Pick out every line with the word "heeft" and copy it.

_ _ _ _ _ _ _

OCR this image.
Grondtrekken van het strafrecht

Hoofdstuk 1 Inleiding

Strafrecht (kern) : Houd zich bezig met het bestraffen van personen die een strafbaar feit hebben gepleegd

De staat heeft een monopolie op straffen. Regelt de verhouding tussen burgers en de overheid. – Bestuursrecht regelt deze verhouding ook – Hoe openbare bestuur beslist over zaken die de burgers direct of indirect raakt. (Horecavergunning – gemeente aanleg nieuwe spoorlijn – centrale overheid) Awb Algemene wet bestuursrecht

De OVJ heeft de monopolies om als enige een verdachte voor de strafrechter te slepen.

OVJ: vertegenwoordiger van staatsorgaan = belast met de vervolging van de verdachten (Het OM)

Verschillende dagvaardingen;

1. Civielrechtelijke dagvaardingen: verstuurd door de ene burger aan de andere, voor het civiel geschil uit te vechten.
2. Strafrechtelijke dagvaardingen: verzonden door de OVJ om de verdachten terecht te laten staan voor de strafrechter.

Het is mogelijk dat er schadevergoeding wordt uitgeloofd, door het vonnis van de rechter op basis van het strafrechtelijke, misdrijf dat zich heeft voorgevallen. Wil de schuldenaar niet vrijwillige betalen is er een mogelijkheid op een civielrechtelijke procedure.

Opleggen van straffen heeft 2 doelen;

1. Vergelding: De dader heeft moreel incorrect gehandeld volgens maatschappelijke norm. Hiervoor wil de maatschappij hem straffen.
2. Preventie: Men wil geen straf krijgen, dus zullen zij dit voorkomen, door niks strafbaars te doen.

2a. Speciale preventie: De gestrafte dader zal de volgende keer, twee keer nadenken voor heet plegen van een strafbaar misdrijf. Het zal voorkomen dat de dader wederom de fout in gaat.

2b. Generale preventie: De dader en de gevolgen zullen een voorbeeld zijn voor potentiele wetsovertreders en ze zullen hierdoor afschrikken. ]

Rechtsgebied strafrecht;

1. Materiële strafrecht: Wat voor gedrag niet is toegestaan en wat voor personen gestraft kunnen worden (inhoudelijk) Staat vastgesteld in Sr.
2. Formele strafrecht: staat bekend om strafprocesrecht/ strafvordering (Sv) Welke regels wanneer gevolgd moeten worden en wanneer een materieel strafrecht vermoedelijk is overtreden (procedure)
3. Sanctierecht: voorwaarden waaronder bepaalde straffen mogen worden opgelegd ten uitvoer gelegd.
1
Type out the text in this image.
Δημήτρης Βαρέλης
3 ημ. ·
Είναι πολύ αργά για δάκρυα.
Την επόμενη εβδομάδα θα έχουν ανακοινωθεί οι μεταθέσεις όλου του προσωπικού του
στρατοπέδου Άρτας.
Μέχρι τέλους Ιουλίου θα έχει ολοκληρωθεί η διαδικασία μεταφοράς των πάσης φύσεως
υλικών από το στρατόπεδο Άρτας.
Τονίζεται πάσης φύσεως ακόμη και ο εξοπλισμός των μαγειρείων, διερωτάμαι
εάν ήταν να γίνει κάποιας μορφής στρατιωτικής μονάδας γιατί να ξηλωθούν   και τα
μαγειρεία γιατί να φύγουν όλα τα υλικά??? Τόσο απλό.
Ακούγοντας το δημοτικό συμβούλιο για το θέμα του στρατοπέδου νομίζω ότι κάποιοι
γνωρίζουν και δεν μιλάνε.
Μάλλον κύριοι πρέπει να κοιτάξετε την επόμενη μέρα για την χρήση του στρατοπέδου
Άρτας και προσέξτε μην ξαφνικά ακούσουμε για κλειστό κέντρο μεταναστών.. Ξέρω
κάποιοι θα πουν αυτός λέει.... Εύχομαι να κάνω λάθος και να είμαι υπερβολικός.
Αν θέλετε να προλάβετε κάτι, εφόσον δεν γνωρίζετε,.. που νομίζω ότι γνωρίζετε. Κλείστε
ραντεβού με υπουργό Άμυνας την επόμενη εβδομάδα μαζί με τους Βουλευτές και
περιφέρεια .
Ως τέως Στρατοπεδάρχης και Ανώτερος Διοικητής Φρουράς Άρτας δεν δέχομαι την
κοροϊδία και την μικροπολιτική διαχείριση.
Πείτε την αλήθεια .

_ _ _ _ _ _ _

> [In response]
De staat heeft een monopolie op straffen. Regelt de verhouding tussen burgers en de overheid. – Bestuursrecht regelt deze verhouding ook – Hoe openbare bestuur beslist over zaken die de burgers direct of indirect raakt. (Horecavergunning – gemeente aanleg nieuwe spoorlijn – centrale overheid) Awb Algemene wet bestuursrecht
De OVJ heeft de monopolies om als enige een verdachte voor de strafrechter te slepen.
Het is mogelijk dat er schadevergoeding wordt uitgeloofd, door het vonnis van de rechter op basis van het strafrechtelijke, misdrijf dat zich heeft voorgevallen. Wil de schuldenaar niet vrijwillige betalen is er een mogelijkheid op een civielrechtelijke procedure.
Opleggen van straffen heeft 2 doelen;
1. Vergelding: De dader heeft moreel incorrect gehandeld volgens maatschappelijke norm. Hiervoor wil de maatschappij hem straffen.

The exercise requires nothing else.